### Do this
Reproduce every record below exactly as written, but leave out any pictures.

=====

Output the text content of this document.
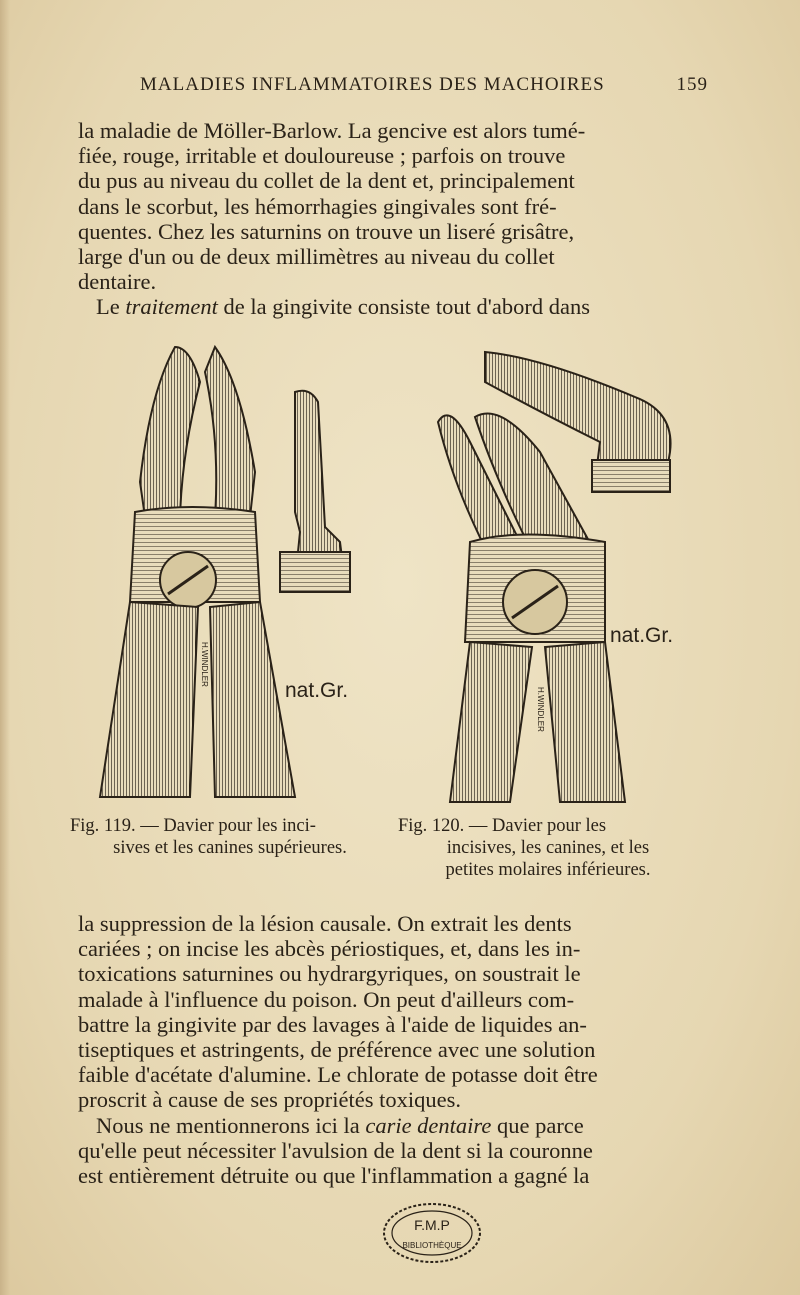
MALADIES INFLAMMATOIRES DES MACHOIRES	159

la maladie de Möller-Barlow. La gencive est alors tumé-

fiée, rouge, irritable et douloureuse ; parfois on trouve

du pus au niveau du collet de la dent et, principalement

dans le scorbut, les hémorrhagies gingivales sont fré-

quentes. Chez les saturnins on trouve un liseré grisâtre,

large d'un ou de deux millimètres au niveau du collet

dentaire.

Le traitement de la gingivite consiste tout d'abord dans

nat.Gr.
H.WINDLER
nat.Gr.
H.WINDLER
Fig. 119. — Davier pour les inci-
sives et les canines supérieures.
Fig. 120. — Davier pour les
incisives, les canines, et les
petites molaires inférieures.

la suppression de la lésion causale. On extrait les dents

cariées ; on incise les abcès périostiques, et, dans les in-

toxications saturnines ou hydrargyriques, on soustrait le

malade à l'influence du poison. On peut d'ailleurs com-

battre la gingivite par des lavages à l'aide de liquides an-

tiseptiques et astringents, de préférence avec une solution

faible d'acétate d'alumine. Le chlorate de potasse doit être

proscrit à cause de ses propriétés toxiques.

Nous ne mentionnerons ici la carie dentaire que parce

qu'elle peut nécessiter l'avulsion de la dent si la couronne

est entièrement détruite ou que l'inflammation a gagné la

F.M.P
BIBLIOTHÈQUE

=====

### Answer to the task
Output the text content of this document.
MALADIES INFLAMMATOIRES DES MACHOIRES	159

la maladie de Möller-Barlow. La gencive est alors tumé-

fiée, rouge, irritable et douloureuse ; parfois on trouve

du pus au niveau du collet de la dent et, principalement

dans le scorbut, les hémorrhagies gingivales sont fré-

quentes. Chez les saturnins on trouve un liseré grisâtre,

large d'un ou de deux millimètres au niveau du collet

dentaire.

Le traitement de la gingivite consiste tout d'abord dans

nat.Gr.
H.WINDLER
nat.Gr.
H.WINDLER
Fig. 119. — Davier pour les inci-
sives et les canines supérieures.
Fig. 120. — Davier pour les
incisives, les canines, et les
petites molaires inférieures.

la suppression de la lésion causale. On extrait les dents

cariées ; on incise les abcès périostiques, et, dans les in-

toxications saturnines ou hydrargyriques, on soustrait le

malade à l'influence du poison. On peut d'ailleurs com-

battre la gingivite par des lavages à l'aide de liquides an-

tiseptiques et astringents, de préférence avec une solution

faible d'acétate d'alumine. Le chlorate de potasse doit être

proscrit à cause de ses propriétés toxiques.

Nous ne mentionnerons ici la carie dentaire que parce

qu'elle peut nécessiter l'avulsion de la dent si la couronne

est entièrement détruite ou que l'inflammation a gagné la

F.M.P
BIBLIOTHÈQUE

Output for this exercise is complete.